Listed records>
=====

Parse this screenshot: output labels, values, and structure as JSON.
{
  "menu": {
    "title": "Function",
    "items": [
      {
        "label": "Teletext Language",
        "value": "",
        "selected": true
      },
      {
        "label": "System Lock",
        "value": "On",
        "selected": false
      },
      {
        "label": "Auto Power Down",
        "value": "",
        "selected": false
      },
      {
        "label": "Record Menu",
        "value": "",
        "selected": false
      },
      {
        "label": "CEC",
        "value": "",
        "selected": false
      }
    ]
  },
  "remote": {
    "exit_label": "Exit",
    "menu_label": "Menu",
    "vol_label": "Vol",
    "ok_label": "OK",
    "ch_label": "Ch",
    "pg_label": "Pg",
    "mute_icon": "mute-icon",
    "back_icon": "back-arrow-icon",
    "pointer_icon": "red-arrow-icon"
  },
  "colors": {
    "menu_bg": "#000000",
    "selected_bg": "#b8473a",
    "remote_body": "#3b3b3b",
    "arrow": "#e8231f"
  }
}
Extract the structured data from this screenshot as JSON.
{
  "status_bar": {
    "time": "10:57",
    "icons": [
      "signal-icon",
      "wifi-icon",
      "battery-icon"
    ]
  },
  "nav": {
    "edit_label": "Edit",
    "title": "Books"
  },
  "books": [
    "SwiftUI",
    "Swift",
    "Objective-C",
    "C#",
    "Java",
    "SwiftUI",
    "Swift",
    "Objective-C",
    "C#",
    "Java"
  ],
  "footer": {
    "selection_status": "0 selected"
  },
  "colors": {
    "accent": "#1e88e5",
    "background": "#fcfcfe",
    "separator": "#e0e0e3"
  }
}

=====

Exercise description> Gather from the entries above all lines that include the string "screenshot".

Finished task>
Parse this screenshot: output labels, values, and structure as JSON.
Extract the structured data from this screenshot as JSON.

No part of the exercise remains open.